═════ Entries supplied ═════

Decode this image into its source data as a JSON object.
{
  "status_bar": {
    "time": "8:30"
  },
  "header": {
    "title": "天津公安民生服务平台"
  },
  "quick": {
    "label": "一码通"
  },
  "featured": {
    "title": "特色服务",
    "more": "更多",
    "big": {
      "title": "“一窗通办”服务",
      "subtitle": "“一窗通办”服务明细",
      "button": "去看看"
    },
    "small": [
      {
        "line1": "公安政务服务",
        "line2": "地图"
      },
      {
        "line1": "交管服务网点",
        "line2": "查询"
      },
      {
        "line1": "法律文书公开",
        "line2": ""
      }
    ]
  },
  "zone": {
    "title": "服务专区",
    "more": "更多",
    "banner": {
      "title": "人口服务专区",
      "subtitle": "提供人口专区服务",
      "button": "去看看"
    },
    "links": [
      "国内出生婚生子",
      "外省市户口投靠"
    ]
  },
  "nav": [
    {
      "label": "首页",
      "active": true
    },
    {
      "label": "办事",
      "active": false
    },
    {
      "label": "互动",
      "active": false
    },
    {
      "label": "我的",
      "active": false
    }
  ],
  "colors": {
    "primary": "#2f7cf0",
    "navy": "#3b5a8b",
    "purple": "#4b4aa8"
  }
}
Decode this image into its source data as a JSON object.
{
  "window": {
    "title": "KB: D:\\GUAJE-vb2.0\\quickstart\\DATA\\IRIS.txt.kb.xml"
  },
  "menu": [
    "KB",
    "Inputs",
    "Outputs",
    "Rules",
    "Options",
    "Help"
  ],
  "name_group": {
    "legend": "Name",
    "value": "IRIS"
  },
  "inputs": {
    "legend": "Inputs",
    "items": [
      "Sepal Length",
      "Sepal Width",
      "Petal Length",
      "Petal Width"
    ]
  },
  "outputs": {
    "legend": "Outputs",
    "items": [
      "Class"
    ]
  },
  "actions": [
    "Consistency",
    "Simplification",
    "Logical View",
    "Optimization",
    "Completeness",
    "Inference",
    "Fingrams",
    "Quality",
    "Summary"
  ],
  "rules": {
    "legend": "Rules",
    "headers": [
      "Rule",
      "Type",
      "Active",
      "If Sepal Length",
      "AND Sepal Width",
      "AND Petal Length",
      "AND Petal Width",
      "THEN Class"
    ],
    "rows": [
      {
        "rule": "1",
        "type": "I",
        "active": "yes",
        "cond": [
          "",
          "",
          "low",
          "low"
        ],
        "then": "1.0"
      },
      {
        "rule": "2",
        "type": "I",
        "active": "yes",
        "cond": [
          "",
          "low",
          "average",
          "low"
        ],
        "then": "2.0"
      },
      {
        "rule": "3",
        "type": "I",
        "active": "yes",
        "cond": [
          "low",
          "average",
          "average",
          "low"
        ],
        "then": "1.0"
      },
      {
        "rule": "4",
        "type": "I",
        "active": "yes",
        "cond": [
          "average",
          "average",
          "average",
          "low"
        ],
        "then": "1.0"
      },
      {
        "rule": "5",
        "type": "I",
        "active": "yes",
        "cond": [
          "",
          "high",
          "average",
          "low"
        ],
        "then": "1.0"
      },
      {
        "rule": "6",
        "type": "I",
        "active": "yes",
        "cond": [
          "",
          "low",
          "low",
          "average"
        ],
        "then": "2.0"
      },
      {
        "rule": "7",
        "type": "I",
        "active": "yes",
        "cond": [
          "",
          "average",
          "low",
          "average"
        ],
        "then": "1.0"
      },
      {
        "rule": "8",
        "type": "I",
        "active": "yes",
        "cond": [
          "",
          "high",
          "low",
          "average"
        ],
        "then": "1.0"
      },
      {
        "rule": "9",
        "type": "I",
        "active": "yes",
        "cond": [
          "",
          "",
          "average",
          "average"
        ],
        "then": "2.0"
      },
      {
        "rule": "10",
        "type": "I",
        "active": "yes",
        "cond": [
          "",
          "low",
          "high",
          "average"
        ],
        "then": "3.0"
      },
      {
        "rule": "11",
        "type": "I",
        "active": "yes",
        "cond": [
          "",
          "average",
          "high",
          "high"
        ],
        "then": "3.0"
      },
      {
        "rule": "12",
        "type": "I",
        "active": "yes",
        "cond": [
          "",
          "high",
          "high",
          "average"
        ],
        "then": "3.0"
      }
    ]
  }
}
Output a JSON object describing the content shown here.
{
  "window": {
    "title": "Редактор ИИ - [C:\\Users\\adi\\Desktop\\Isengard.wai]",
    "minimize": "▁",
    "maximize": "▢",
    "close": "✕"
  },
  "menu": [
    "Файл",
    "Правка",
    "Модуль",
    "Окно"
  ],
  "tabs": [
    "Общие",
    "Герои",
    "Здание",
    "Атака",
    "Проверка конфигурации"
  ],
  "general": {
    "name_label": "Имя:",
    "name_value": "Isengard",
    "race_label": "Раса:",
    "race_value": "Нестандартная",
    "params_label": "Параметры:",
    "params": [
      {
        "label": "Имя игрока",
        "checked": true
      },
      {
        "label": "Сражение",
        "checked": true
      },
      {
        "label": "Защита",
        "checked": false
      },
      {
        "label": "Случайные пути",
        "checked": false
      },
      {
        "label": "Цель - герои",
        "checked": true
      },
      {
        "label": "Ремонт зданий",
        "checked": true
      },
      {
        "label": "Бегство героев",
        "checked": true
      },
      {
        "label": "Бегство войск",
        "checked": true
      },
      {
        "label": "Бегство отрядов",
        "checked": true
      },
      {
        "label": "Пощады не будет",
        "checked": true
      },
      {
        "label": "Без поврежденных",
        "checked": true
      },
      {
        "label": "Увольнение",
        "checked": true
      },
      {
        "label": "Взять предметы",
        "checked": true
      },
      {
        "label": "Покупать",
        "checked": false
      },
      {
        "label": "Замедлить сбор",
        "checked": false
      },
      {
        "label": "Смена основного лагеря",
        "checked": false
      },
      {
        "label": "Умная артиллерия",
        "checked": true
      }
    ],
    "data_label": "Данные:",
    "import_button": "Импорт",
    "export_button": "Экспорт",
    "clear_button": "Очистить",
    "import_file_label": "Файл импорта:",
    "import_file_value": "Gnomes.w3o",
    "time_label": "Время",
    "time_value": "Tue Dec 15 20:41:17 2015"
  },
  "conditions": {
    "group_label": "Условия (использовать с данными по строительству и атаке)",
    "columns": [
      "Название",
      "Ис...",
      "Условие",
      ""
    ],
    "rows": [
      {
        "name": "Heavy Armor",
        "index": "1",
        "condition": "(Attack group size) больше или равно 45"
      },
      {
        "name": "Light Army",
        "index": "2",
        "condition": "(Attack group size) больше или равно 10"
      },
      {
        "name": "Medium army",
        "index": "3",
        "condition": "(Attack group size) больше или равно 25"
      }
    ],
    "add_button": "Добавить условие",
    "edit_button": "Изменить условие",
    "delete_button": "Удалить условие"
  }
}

═════

#### [What is being asked]
The records above must be repeated exactly, every one of them.

#### [Solved exercise]
Decode this image into its source data as a JSON object.
{
  "status_bar": {
    "time": "8:30"
  },
  "header": {
    "title": "天津公安民生服务平台"
  },
  "quick": {
    "label": "一码通"
  },
  "featured": {
    "title": "特色服务",
    "more": "更多",
    "big": {
      "title": "“一窗通办”服务",
      "subtitle": "“一窗通办”服务明细",
      "button": "去看看"
    },
    "small": [
      {
        "line1": "公安政务服务",
        "line2": "地图"
      },
      {
        "line1": "交管服务网点",
        "line2": "查询"
      },
      {
        "line1": "法律文书公开",
        "line2": ""
      }
    ]
  },
  "zone": {
    "title": "服务专区",
    "more": "更多",
    "banner": {
      "title": "人口服务专区",
      "subtitle": "提供人口专区服务",
      "button": "去看看"
    },
    "links": [
      "国内出生婚生子",
      "外省市户口投靠"
    ]
  },
  "nav": [
    {
      "label": "首页",
      "active": true
    },
    {
      "label": "办事",
      "active": false
    },
    {
      "label": "互动",
      "active": false
    },
    {
      "label": "我的",
      "active": false
    }
  ],
  "colors": {
    "primary": "#2f7cf0",
    "navy": "#3b5a8b",
    "purple": "#4b4aa8"
  }
}
Decode this image into its source data as a JSON object.
{
  "window": {
    "title": "KB: D:\\GUAJE-vb2.0\\quickstart\\DATA\\IRIS.txt.kb.xml"
  },
  "menu": [
    "KB",
    "Inputs",
    "Outputs",
    "Rules",
    "Options",
    "Help"
  ],
  "name_group": {
    "legend": "Name",
    "value": "IRIS"
  },
  "inputs": {
    "legend": "Inputs",
    "items": [
      "Sepal Length",
      "Sepal Width",
      "Petal Length",
      "Petal Width"
    ]
  },
  "outputs": {
    "legend": "Outputs",
    "items": [
      "Class"
    ]
  },
  "actions": [
    "Consistency",
    "Simplification",
    "Logical View",
    "Optimization",
    "Completeness",
    "Inference",
    "Fingrams",
    "Quality",
    "Summary"
  ],
  "rules": {
    "legend": "Rules",
    "headers": [
      "Rule",
      "Type",
      "Active",
      "If Sepal Length",
      "AND Sepal Width",
      "AND Petal Length",
      "AND Petal Width",
      "THEN Class"
    ],
    "rows": [
      {
        "rule": "1",
        "type": "I",
        "active": "yes",
        "cond": [
          "",
          "",
          "low",
          "low"
        ],
        "then": "1.0"
      },
      {
        "rule": "2",
        "type": "I",
        "active": "yes",
        "cond": [
          "",
          "low",
          "average",
          "low"
        ],
        "then": "2.0"
      },
      {
        "rule": "3",
        "type": "I",
        "active": "yes",
        "cond": [
          "low",
          "average",
          "average",
          "low"
        ],
        "then": "1.0"
      },
      {
        "rule": "4",
        "type": "I",
        "active": "yes",
        "cond": [
          "average",
          "average",
          "average",
          "low"
        ],
        "then": "1.0"
      },
      {
        "rule": "5",
        "type": "I",
        "active": "yes",
        "cond": [
          "",
          "high",
          "average",
          "low"
        ],
        "then": "1.0"
      },
      {
        "rule": "6",
        "type": "I",
        "active": "yes",
        "cond": [
          "",
          "low",
          "low",
          "average"
        ],
        "then": "2.0"
      },
      {
        "rule": "7",
        "type": "I",
        "active": "yes",
        "cond": [
          "",
          "average",
          "low",
          "average"
        ],
        "then": "1.0"
      },
      {
        "rule": "8",
        "type": "I",
        "active": "yes",
        "cond": [
          "",
          "high",
          "low",
          "average"
        ],
        "then": "1.0"
      },
      {
        "rule": "9",
        "type": "I",
        "active": "yes",
        "cond": [
          "",
          "",
          "average",
          "average"
        ],
        "then": "2.0"
      },
      {
        "rule": "10",
        "type": "I",
        "active": "yes",
        "cond": [
          "",
          "low",
          "high",
          "average"
        ],
        "then": "3.0"
      },
      {
        "rule": "11",
        "type": "I",
        "active": "yes",
        "cond": [
          "",
          "average",
          "high",
          "high"
        ],
        "then": "3.0"
      },
      {
        "rule": "12",
        "type": "I",
        "active": "yes",
        "cond": [
          "",
          "high",
          "high",
          "average"
        ],
        "then": "3.0"
      }
    ]
  }
}
Output a JSON object describing the content shown here.
{
  "window": {
    "title": "Редактор ИИ - [C:\\Users\\adi\\Desktop\\Isengard.wai]",
    "minimize": "▁",
    "maximize": "▢",
    "close": "✕"
  },
  "menu": [
    "Файл",
    "Правка",
    "Модуль",
    "Окно"
  ],
  "tabs": [
    "Общие",
    "Герои",
    "Здание",
    "Атака",
    "Проверка конфигурации"
  ],
  "general": {
    "name_label": "Имя:",
    "name_value": "Isengard",
    "race_label": "Раса:",
    "race_value": "Нестандартная",
    "params_label": "Параметры:",
    "params": [
      {
        "label": "Имя игрока",
        "checked": true
      },
      {
        "label": "Сражение",
        "checked": true
      },
      {
        "label": "Защита",
        "checked": false
      },
      {
        "label": "Случайные пути",
        "checked": false
      },
      {
        "label": "Цель - герои",
        "checked": true
      },
      {
        "label": "Ремонт зданий",
        "checked": true
      },
      {
        "label": "Бегство героев",
        "checked": true
      },
      {
        "label": "Бегство войск",
        "checked": true
      },
      {
        "label": "Бегство отрядов",
        "checked": true
      },
      {
        "label": "Пощады не будет",
        "checked": true
      },
      {
        "label": "Без поврежденных",
        "checked": true
      },
      {
        "label": "Увольнение",
        "checked": true
      },
      {
        "label": "Взять предметы",
        "checked": true
      },
      {
        "label": "Покупать",
        "checked": false
      },
      {
        "label": "Замедлить сбор",
        "checked": false
      },
      {
        "label": "Смена основного лагеря",
        "checked": false
      },
      {
        "label": "Умная артиллерия",
        "checked": true
      }
    ],
    "data_label": "Данные:",
    "import_button": "Импорт",
    "export_button": "Экспорт",
    "clear_button": "Очистить",
    "import_file_label": "Файл импорта:",
    "import_file_value": "Gnomes.w3o",
    "time_label": "Время",
    "time_value": "Tue Dec 15 20:41:17 2015"
  },
  "conditions": {
    "group_label": "Условия (использовать с данными по строительству и атаке)",
    "columns": [
      "Название",
      "Ис...",
      "Условие",
      ""
    ],
    "rows": [
      {
        "name": "Heavy Armor",
        "index": "1",
        "condition": "(Attack group size) больше или равно 45"
      },
      {
        "name": "Light Army",
        "index": "2",
        "condition": "(Attack group size) больше или равно 10"
      },
      {
        "name": "Medium army",
        "index": "3",
        "condition": "(Attack group size) больше или равно 25"
      }
    ],
    "add_button": "Добавить условие",
    "edit_button": "Изменить условие",
    "delete_button": "Удалить условие"
  }
}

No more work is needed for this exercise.